Фрагмент текста:
■ ■ ■ ■ ■
Архив : №31-32. 07.08.2009
Удачная неудача
|
Юрий ПАВЛОВ |
В издательстве «Академия» вышла в свет книга профессора МГУ Михаила Голубкова «История русской литературной критики ХХ века (1920–1990-е годы)». У меня она вызвала противоречивое отношение.
Самая интересная в пособии Голубкова глава «“Новый мир” в 1960-е годы». В ней автор, не разделяя многие популярные ныне представления о «Новом мире», не раз точно определяет идейную концепцию журнала, её наиболее уязвимые места. Так, Голубков утверждает, что Твардовский «проводил политику, заявленную Хрущёвым на ХХ съезде КПСС, – проводил точно и решительно, но ни в коем случае не позволяя выходить за рамки идеологической и литературной свободы, очерченной свыше». А в характеристике «шестидесятников» учитываются, называются все ключевые составляющие их системы ценностей, как то: «верность коммунистической идее, отстаивание “идеалов 1917 года” и их мифологизация, вера в революцию как форму преобразования мира, безусловный ленинизм. Всё это сопровождалось резкой и даже бескомпромиссной критикой “культа личности И.В. Сталина” и уверенностью в его случайном и нетипичном для социалистического строя характере <...>».
Точен автор пособия и тогда, когда, оценивая публикацию Юрия Буртина о Твардовском «Вам, из другого поколенья…», говорит о склонности критика к героизации главного редактора «Нового мира», самого журнала и видит в этом проявление общественного настроения второй половины 80-х годов ХХ века. Но, думаю, далее следовало уточнить: об общественном настроении какой части критики и читателей идёт речь?
Далеко не все воспринимали Твардовского и его журнал, как Буртин. И для того чтобы изображение данного явления было всесторонним, объёмным, думаю, нужно было сказать о тех статьях «правых» критиков, в которых «Новый мир» характеризовался принципиально иначе. Назову самые первые из них: «Послесловие» Михаила Лобанова («Наш современник», 1988, № 4) и «Самая большая опасность...» Вадима Кожинова («Наш современник», 1989, № 1).
■ ■ ■ ■ ■
Исходные данные:

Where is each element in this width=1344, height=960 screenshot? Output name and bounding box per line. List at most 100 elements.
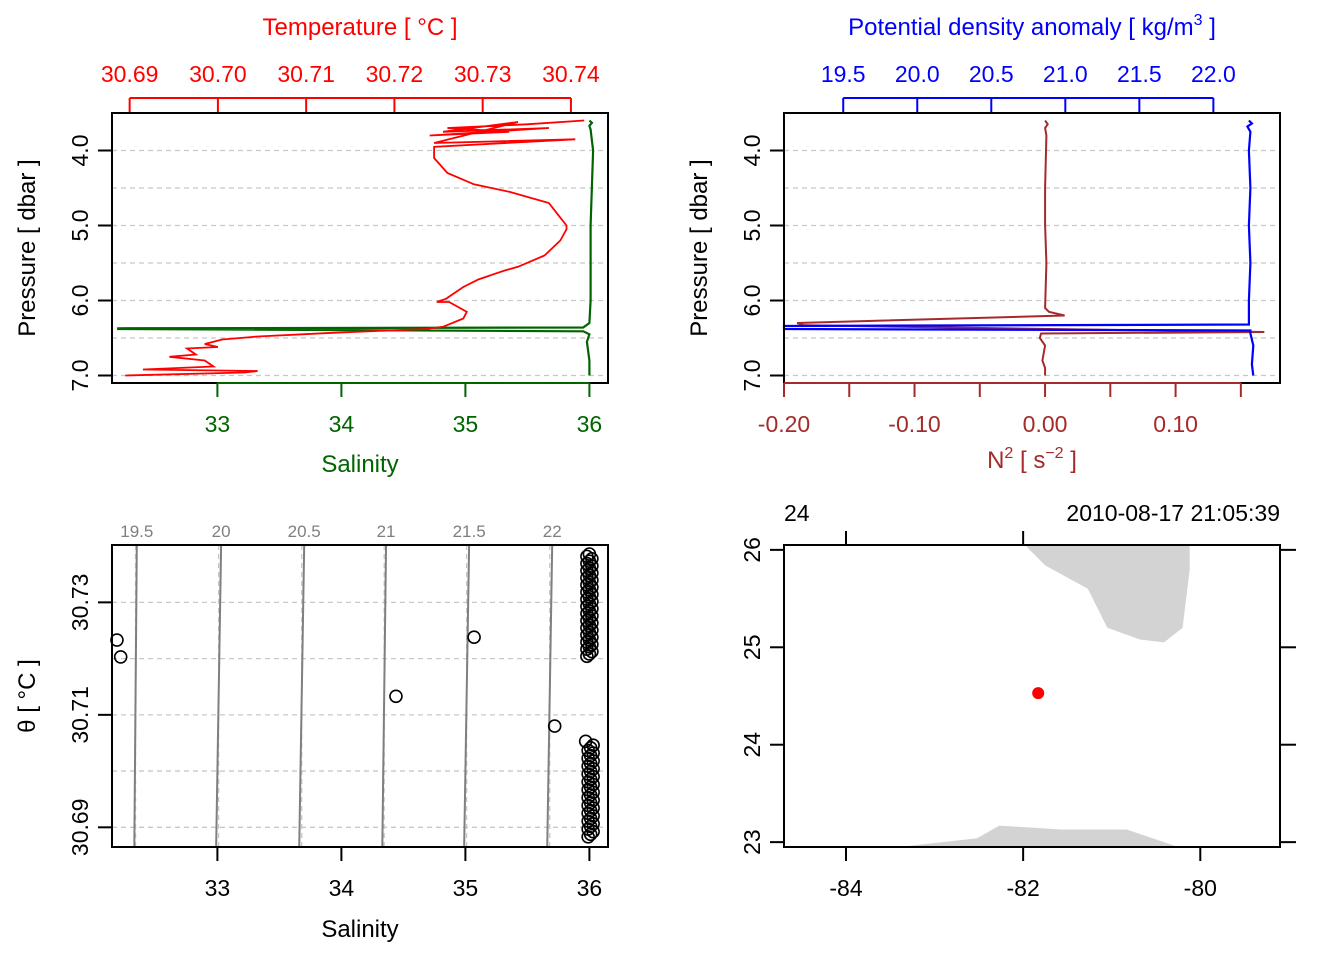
■ ■ ■ ■ ■
Задание A:
Определите, согласуются ли с рецензией на книгу Голубкова следующие утверждения: (i) книга Голубкова вышла в издательстве «Академия»; (ii) самой интересной автор рецензии считает главу о «Новом мире» в 1970-е годы; (iii) статья Кожинова «Самая большая опасность...» напечатана в «Нашем современнике» в 1988 году. Для каждого утверждения ответьте «да» или «нет» и дословно процитируйте решающие слова рецензии.
Задание B:
Допишите следующую часть рецензии на книгу Голубкова, начав сразу после её последнего предложения.

Ответ A:
(i) Да: «В издательстве «Академия» вышла в свет книга профессора МГУ Михаила Голубкова».
(ii) Нет: «Самая интересная в пособии Голубкова глава «“Новый мир” в 1960-е годы»».
(iii) Нет: ««Самая большая опасность...» Вадима Кожинова («Наш современник», 1989, № 1)».

Ответ B:
Естественно, принципиальное значение в этой главе имеют оценки и характеристики критики «Нового мира», с которыми далеко не всегда соглашаешься. Голубков прав, когда утверждает давно аксиоматичное: критики журнала продолжали традиции «реальной критики». Но вызывает возражение вывод, который далее следует: «Отдел литературной критики был, может быть, самым сильным и интересным в журнале.
Уверен – традиции «реальной критики», традиции Добролюбова уже по определению не могут дать положительный результат. Об этом, в частности, свидетельствует творчество критиков-новомировцев, упомянутых и не упомянутых Голубковым. Буртин попал в число авторов, фигурирующих в этом списке. Не знаю, какие интересные, содержательные статьи он написал в 1960-е годы (Голубков их не называет), но, скажем, Твардовский довольно скептически отзывался о работах Буртина и о нём самом…
Не стали открытием, откровением и статьи других критиков журнала, действительно следовавших традициям «реальной критики». Достаточно назвать имя главного идеолога «Нового мира» Владимира Лакшина. Его статьи о А.Солженицыне, М.Булгакове, А.Островском и других писателях страдают вульгарным социологизмом разной концентрации и явно уступают работам таких критиков-современников, как Игорь Золотусский, Ирина Роднянская, Михаил Лобанов, Вадим Кожинов, Анатолий Ланщиков, Игорь Дедков…
Странно и то, что статья Сергея Чупринина «Позиция. Литературная критика в журнале “Новый мир” времён А.Т. Твардовского: 1958–1970 гг.» («Вопросы литературы», 1988, № 4) Голубковым не была замечена. Она до сих пор остаётся самой фактологически и концептуально насыщенной.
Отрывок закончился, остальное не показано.